++++ Provided data ++++
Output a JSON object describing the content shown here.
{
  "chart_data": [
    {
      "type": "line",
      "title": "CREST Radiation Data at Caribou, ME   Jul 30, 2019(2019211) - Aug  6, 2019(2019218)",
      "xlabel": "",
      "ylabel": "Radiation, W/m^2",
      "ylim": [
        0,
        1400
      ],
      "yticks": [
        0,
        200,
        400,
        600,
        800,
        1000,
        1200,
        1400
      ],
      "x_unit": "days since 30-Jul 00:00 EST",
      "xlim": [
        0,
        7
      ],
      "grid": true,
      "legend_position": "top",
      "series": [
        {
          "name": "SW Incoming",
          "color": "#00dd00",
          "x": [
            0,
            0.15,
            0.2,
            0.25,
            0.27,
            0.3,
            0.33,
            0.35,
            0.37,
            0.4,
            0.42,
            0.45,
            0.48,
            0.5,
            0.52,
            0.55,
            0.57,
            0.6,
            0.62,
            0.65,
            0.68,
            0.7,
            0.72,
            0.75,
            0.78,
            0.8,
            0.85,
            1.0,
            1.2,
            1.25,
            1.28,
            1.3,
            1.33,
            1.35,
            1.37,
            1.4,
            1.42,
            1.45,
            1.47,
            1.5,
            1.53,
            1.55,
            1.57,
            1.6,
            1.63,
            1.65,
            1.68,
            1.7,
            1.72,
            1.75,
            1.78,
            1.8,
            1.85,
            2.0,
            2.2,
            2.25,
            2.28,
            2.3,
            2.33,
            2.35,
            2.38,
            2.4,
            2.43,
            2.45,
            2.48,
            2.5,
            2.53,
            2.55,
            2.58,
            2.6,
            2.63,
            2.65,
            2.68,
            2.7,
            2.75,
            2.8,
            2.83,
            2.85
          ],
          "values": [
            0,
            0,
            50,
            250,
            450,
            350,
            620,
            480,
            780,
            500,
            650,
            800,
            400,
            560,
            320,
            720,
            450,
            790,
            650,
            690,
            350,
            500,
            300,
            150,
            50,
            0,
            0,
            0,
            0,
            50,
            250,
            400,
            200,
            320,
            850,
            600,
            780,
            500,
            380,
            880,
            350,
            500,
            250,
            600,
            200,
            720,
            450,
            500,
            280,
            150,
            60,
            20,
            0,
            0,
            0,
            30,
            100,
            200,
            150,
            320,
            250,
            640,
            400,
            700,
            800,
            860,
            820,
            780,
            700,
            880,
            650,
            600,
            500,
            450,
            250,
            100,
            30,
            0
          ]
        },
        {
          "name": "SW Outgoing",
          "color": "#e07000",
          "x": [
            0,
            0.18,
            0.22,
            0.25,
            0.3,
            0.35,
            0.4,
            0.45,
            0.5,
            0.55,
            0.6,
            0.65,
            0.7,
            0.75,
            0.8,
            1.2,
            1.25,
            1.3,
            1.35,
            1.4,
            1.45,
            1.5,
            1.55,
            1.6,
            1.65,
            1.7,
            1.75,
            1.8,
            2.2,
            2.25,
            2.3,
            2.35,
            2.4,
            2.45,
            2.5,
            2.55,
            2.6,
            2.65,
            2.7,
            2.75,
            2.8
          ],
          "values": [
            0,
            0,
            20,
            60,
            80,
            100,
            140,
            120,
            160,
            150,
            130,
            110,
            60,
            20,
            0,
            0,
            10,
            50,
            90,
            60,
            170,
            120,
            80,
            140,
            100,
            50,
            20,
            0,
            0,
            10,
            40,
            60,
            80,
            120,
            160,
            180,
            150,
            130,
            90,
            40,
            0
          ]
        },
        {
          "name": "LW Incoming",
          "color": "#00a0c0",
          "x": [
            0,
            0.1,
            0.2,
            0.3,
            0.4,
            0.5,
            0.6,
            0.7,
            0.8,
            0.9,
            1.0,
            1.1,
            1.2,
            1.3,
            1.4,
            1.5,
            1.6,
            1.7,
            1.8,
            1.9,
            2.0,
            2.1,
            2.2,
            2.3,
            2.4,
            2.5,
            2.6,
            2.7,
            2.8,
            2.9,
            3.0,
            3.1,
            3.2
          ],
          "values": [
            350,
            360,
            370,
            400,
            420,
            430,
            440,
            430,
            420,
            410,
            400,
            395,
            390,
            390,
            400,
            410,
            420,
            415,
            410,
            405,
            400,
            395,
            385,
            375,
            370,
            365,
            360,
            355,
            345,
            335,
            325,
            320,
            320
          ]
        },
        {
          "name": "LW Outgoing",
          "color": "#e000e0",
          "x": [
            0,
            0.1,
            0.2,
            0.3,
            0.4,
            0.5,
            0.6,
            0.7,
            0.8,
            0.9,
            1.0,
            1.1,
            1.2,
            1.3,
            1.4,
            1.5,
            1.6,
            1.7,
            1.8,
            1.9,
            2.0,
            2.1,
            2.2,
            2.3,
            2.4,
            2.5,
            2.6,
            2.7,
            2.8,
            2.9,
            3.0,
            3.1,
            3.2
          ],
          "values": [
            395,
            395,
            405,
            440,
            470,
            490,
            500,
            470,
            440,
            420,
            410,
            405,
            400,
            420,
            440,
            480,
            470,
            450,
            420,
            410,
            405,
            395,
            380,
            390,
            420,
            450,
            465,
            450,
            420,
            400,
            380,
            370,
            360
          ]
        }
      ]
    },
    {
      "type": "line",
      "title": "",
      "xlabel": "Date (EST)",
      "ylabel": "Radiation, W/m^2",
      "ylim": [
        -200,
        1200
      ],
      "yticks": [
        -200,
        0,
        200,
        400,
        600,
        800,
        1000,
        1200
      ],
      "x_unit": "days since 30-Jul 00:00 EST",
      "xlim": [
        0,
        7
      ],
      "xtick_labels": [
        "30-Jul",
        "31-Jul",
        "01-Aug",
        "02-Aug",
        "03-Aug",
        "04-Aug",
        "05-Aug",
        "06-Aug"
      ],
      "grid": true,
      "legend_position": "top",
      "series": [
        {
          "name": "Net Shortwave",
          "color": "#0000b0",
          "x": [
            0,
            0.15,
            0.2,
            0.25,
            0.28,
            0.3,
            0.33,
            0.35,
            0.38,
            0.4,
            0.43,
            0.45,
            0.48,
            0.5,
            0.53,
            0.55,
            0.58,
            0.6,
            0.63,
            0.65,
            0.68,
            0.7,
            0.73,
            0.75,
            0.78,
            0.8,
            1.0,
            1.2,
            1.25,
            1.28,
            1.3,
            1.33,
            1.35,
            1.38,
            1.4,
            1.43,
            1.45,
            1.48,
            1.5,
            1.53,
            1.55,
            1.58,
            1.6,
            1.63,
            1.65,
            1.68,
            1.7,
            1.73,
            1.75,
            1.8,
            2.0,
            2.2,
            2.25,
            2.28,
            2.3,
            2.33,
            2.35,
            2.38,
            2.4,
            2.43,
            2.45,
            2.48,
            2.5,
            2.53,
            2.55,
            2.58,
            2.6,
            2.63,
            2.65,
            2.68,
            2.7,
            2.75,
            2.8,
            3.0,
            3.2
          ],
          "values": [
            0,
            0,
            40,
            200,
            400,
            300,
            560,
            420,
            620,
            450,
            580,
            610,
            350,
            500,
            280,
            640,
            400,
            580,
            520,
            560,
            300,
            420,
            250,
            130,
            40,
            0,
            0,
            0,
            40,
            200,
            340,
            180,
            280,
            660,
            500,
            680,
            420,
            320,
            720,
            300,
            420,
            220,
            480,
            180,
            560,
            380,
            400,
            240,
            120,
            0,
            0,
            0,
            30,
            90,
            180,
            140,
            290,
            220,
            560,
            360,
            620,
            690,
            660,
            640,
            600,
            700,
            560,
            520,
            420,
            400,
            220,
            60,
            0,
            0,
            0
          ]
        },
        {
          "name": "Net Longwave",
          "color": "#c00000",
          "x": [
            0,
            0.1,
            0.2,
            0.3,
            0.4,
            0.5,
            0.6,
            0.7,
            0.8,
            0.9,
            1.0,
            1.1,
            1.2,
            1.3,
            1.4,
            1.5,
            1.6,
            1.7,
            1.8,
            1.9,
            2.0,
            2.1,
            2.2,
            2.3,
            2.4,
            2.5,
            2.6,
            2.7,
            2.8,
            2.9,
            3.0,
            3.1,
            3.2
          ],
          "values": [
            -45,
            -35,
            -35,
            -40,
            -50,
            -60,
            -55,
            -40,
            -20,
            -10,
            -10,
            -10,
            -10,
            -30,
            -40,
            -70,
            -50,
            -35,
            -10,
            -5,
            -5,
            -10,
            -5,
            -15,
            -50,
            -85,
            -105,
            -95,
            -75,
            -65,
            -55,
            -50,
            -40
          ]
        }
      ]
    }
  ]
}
++++
• Problem details: Count the lines of the listing above that include the word "name" and state the total with nothing else.

• Task solution: 6